▸ **What is required**
An exact reproduction of the records is required, with all images left out.

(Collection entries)
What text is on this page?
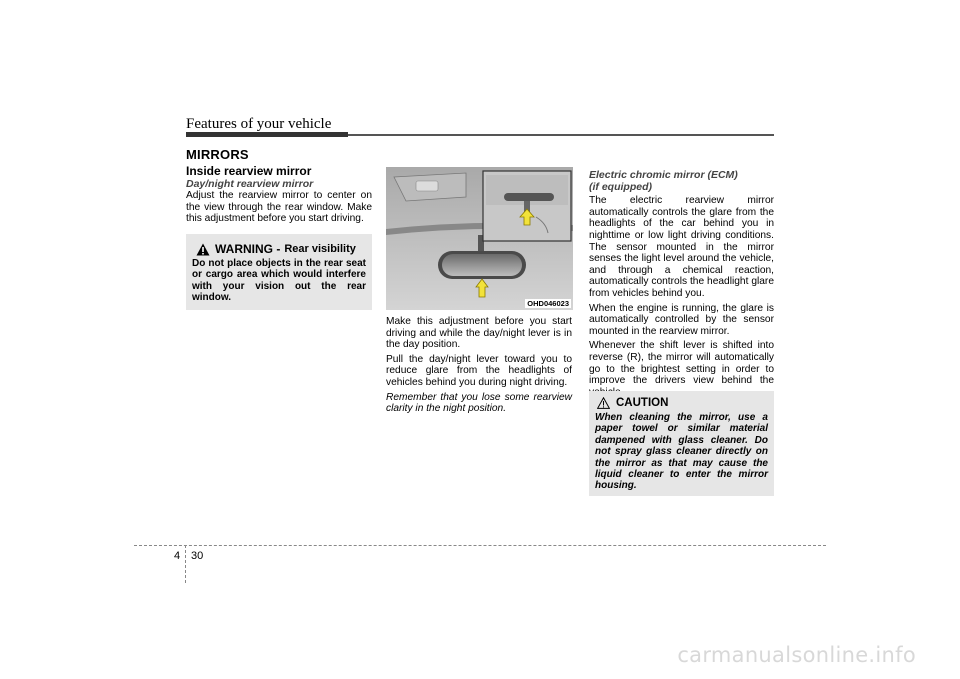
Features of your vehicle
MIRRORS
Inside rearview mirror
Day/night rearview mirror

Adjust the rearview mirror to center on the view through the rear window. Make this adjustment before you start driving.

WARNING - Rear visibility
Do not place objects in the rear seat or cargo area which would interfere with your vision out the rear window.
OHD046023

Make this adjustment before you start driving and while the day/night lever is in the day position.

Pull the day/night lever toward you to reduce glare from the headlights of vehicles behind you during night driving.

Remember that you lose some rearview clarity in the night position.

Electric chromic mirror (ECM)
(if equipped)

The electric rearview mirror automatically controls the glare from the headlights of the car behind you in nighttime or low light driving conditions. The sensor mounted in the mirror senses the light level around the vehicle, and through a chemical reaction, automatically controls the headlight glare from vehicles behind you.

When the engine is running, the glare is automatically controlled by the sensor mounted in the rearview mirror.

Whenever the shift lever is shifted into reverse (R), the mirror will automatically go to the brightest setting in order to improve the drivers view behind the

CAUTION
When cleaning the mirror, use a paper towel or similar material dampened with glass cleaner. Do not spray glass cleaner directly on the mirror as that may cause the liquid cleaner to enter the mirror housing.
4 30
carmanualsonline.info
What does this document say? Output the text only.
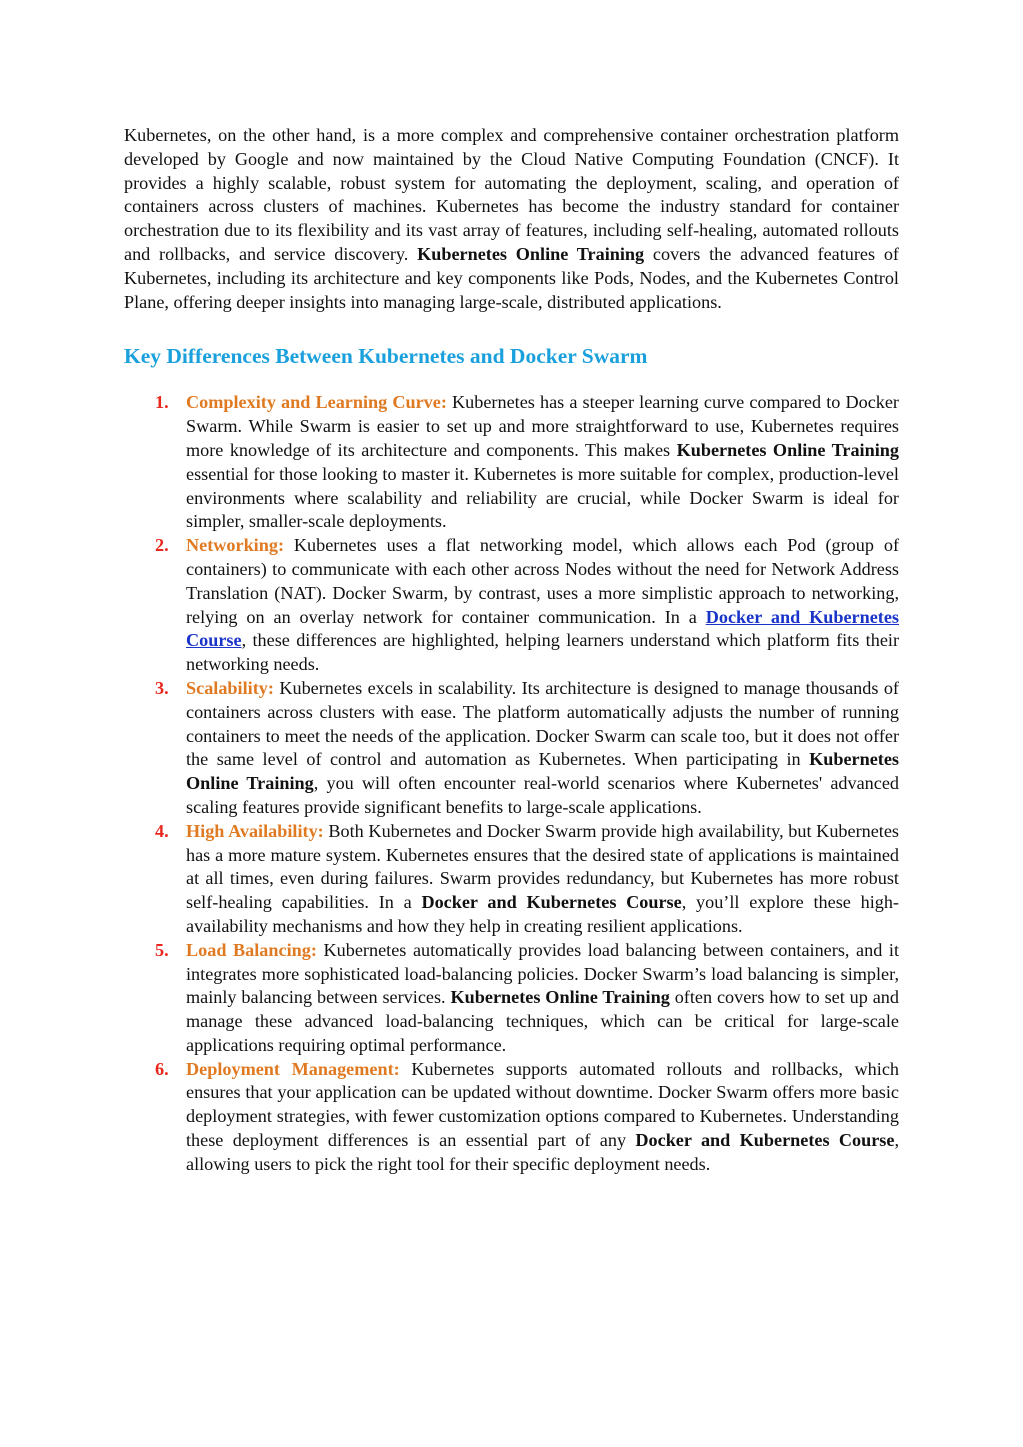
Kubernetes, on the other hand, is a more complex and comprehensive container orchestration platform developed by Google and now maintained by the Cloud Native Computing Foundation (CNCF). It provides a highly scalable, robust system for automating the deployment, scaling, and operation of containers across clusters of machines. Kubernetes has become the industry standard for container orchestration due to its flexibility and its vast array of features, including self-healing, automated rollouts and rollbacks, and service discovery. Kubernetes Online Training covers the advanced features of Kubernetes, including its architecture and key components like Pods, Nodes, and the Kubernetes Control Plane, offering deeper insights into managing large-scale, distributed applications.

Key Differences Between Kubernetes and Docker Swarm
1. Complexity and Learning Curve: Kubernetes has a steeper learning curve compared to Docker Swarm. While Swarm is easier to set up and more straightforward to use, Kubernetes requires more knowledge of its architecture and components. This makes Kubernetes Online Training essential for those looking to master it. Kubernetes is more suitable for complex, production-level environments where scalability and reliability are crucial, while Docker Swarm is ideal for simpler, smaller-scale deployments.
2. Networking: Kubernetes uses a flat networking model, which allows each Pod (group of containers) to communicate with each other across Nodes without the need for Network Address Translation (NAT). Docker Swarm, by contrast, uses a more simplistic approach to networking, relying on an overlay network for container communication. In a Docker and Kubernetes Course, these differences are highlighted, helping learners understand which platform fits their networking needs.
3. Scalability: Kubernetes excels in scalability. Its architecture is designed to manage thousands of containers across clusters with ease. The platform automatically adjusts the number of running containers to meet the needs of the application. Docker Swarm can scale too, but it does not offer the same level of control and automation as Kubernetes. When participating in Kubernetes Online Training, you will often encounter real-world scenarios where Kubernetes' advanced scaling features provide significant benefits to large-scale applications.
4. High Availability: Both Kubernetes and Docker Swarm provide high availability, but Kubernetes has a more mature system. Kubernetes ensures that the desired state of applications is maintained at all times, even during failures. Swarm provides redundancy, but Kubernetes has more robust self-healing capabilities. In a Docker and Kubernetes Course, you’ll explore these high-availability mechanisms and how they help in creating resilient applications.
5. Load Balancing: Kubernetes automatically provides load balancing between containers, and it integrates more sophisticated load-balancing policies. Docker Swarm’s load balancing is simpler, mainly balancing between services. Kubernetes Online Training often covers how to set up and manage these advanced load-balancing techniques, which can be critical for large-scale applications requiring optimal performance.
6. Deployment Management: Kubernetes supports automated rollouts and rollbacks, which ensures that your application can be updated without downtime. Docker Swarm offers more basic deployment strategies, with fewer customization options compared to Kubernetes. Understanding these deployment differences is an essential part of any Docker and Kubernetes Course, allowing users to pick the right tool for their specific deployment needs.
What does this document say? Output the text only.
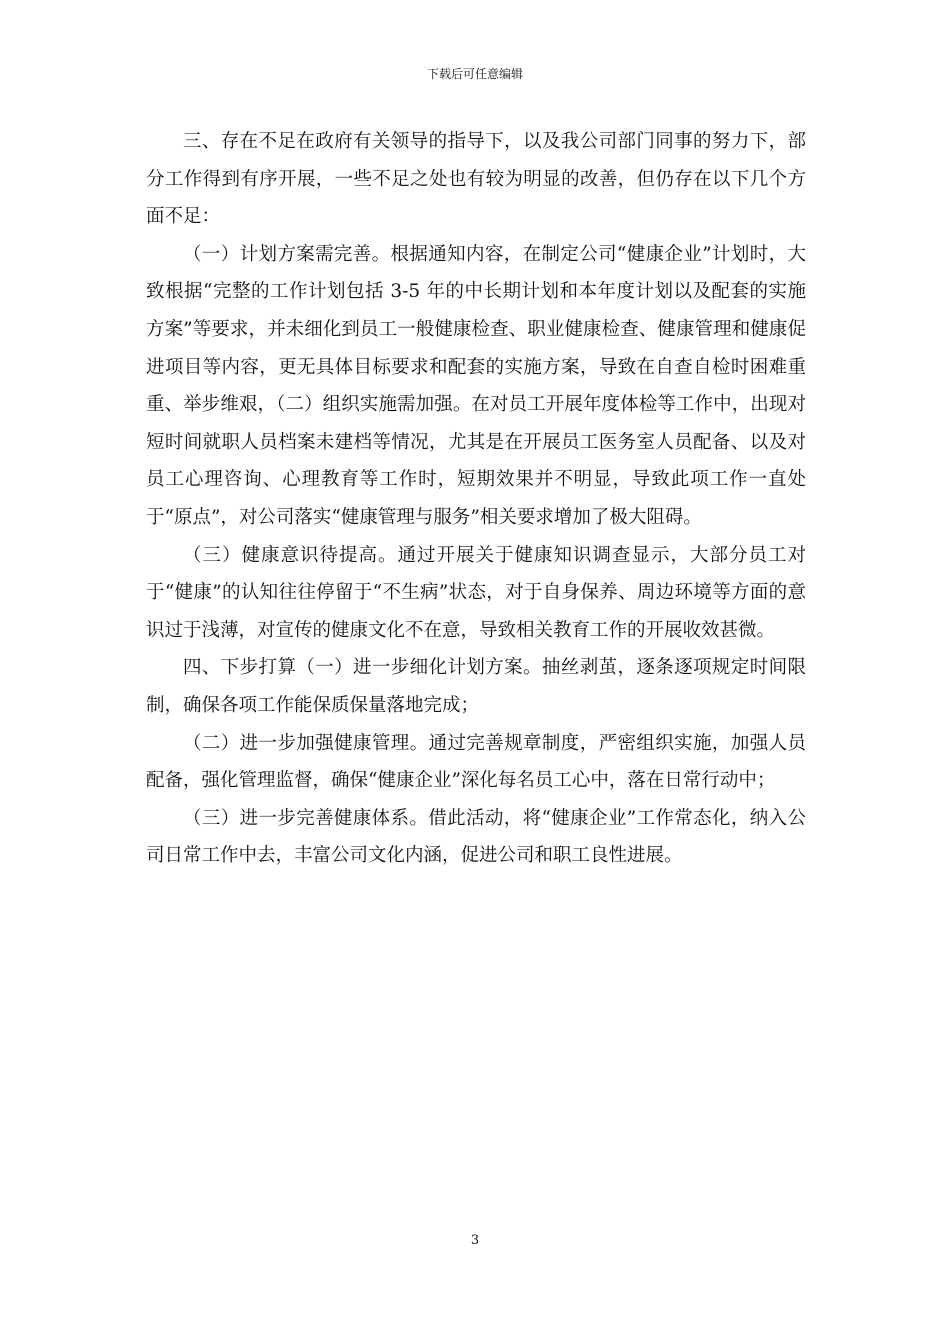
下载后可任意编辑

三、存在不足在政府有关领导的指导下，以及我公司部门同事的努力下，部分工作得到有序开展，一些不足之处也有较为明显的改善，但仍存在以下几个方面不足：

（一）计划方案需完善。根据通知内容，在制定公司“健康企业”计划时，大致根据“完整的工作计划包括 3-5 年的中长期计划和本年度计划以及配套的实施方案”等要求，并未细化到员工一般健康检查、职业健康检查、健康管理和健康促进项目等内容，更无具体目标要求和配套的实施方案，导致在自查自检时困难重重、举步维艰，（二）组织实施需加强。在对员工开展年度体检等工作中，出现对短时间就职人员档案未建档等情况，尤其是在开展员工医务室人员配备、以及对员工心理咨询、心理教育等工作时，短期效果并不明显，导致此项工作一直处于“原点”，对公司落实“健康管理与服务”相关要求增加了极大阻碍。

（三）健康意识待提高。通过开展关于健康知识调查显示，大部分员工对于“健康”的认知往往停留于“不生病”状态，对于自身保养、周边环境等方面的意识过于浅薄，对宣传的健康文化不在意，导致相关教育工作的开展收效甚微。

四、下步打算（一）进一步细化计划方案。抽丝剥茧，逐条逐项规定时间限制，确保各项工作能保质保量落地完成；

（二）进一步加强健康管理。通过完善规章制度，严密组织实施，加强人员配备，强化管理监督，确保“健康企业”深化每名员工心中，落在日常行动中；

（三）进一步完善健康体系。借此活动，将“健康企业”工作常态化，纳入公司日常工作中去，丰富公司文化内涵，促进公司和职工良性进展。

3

▸ **Exercise response**
What text is on this page?
Features of your vehicle
MIRRORS
Inside rearview mirror
Day/night rearview mirror

Adjust the rearview mirror to center on the view through the rear window. Make this adjustment before you start driving.

WARNING - Rear visibility
Do not place objects in the rear seat or cargo area which would interfere with your vision out the rear window.
OHD046023

Make this adjustment before you start driving and while the day/night lever is in the day position.

Pull the day/night lever toward you to reduce glare from the headlights of vehicles behind you during night driving.

Remember that you lose some rearview clarity in the night position.

Electric chromic mirror (ECM)
(if equipped)

The electric rearview mirror automatically controls the glare from the headlights of the car behind you in nighttime or low light driving conditions. The sensor mounted in the mirror senses the light level around the vehicle, and through a chemical reaction, automatically controls the headlight glare from vehicles behind you.

When the engine is running, the glare is automatically controlled by the sensor mounted in the rearview mirror.

Whenever the shift lever is shifted into reverse (R), the mirror will automatically go to the brightest setting in order to improve the drivers view behind the

CAUTION
When cleaning the mirror, use a paper towel or similar material dampened with glass cleaner. Do not spray glass cleaner directly on the mirror as that may cause the liquid cleaner to enter the mirror housing.
4 30
carmanualsonline.info
What does this document say? Output the text only.
Kubernetes, on the other hand, is a more complex and comprehensive container orchestration platform developed by Google and now maintained by the Cloud Native Computing Foundation (CNCF). It provides a highly scalable, robust system for automating the deployment, scaling, and operation of containers across clusters of machines. Kubernetes has become the industry standard for container orchestration due to its flexibility and its vast array of features, including self-healing, automated rollouts and rollbacks, and service discovery. Kubernetes Online Training covers the advanced features of Kubernetes, including its architecture and key components like Pods, Nodes, and the Kubernetes Control Plane, offering deeper insights into managing large-scale, distributed applications.

Key Differences Between Kubernetes and Docker Swarm
1. Complexity and Learning Curve: Kubernetes has a steeper learning curve compared to Docker Swarm. While Swarm is easier to set up and more straightforward to use, Kubernetes requires more knowledge of its architecture and components. This makes Kubernetes Online Training essential for those looking to master it. Kubernetes is more suitable for complex, production-level environments where scalability and reliability are crucial, while Docker Swarm is ideal for simpler, smaller-scale deployments.
2. Networking: Kubernetes uses a flat networking model, which allows each Pod (group of containers) to communicate with each other across Nodes without the need for Network Address Translation (NAT). Docker Swarm, by contrast, uses a more simplistic approach to networking, relying on an overlay network for container communication. In a Docker and Kubernetes Course, these differences are highlighted, helping learners understand which platform fits their networking needs.
3. Scalability: Kubernetes excels in scalability. Its architecture is designed to manage thousands of containers across clusters with ease. The platform automatically adjusts the number of running containers to meet the needs of the application. Docker Swarm can scale too, but it does not offer the same level of control and automation as Kubernetes. When participating in Kubernetes Online Training, you will often encounter real-world scenarios where Kubernetes' advanced scaling features provide significant benefits to large-scale applications.
4. High Availability: Both Kubernetes and Docker Swarm provide high availability, but Kubernetes has a more mature system. Kubernetes ensures that the desired state of applications is maintained at all times, even during failures. Swarm provides redundancy, but Kubernetes has more robust self-healing capabilities. In a Docker and Kubernetes Course, you’ll explore these high-availability mechanisms and how they help in creating resilient applications.
5. Load Balancing: Kubernetes automatically provides load balancing between containers, and it integrates more sophisticated load-balancing policies. Docker Swarm’s load balancing is simpler, mainly balancing between services. Kubernetes Online Training often covers how to set up and manage these advanced load-balancing techniques, which can be critical for large-scale applications requiring optimal performance.
6. Deployment Management: Kubernetes supports automated rollouts and rollbacks, which ensures that your application can be updated without downtime. Docker Swarm offers more basic deployment strategies, with fewer customization options compared to Kubernetes. Understanding these deployment differences is an essential part of any Docker and Kubernetes Course, allowing users to pick the right tool for their specific deployment needs.
What does this document say? Output the text only.
下载后可任意编辑

三、存在不足在政府有关领导的指导下，以及我公司部门同事的努力下，部分工作得到有序开展，一些不足之处也有较为明显的改善，但仍存在以下几个方面不足：

（一）计划方案需完善。根据通知内容，在制定公司“健康企业”计划时，大致根据“完整的工作计划包括 3-5 年的中长期计划和本年度计划以及配套的实施方案”等要求，并未细化到员工一般健康检查、职业健康检查、健康管理和健康促进项目等内容，更无具体目标要求和配套的实施方案，导致在自查自检时困难重重、举步维艰，（二）组织实施需加强。在对员工开展年度体检等工作中，出现对短时间就职人员档案未建档等情况，尤其是在开展员工医务室人员配备、以及对员工心理咨询、心理教育等工作时，短期效果并不明显，导致此项工作一直处于“原点”，对公司落实“健康管理与服务”相关要求增加了极大阻碍。

（三）健康意识待提高。通过开展关于健康知识调查显示，大部分员工对于“健康”的认知往往停留于“不生病”状态，对于自身保养、周边环境等方面的意识过于浅薄，对宣传的健康文化不在意，导致相关教育工作的开展收效甚微。

四、下步打算（一）进一步细化计划方案。抽丝剥茧，逐条逐项规定时间限制，确保各项工作能保质保量落地完成；

（二）进一步加强健康管理。通过完善规章制度，严密组织实施，加强人员配备，强化管理监督，确保“健康企业”深化每名员工心中，落在日常行动中；

（三）进一步完善健康体系。借此活动，将“健康企业”工作常态化，纳入公司日常工作中去，丰富公司文化内涵，促进公司和职工良性进展。

3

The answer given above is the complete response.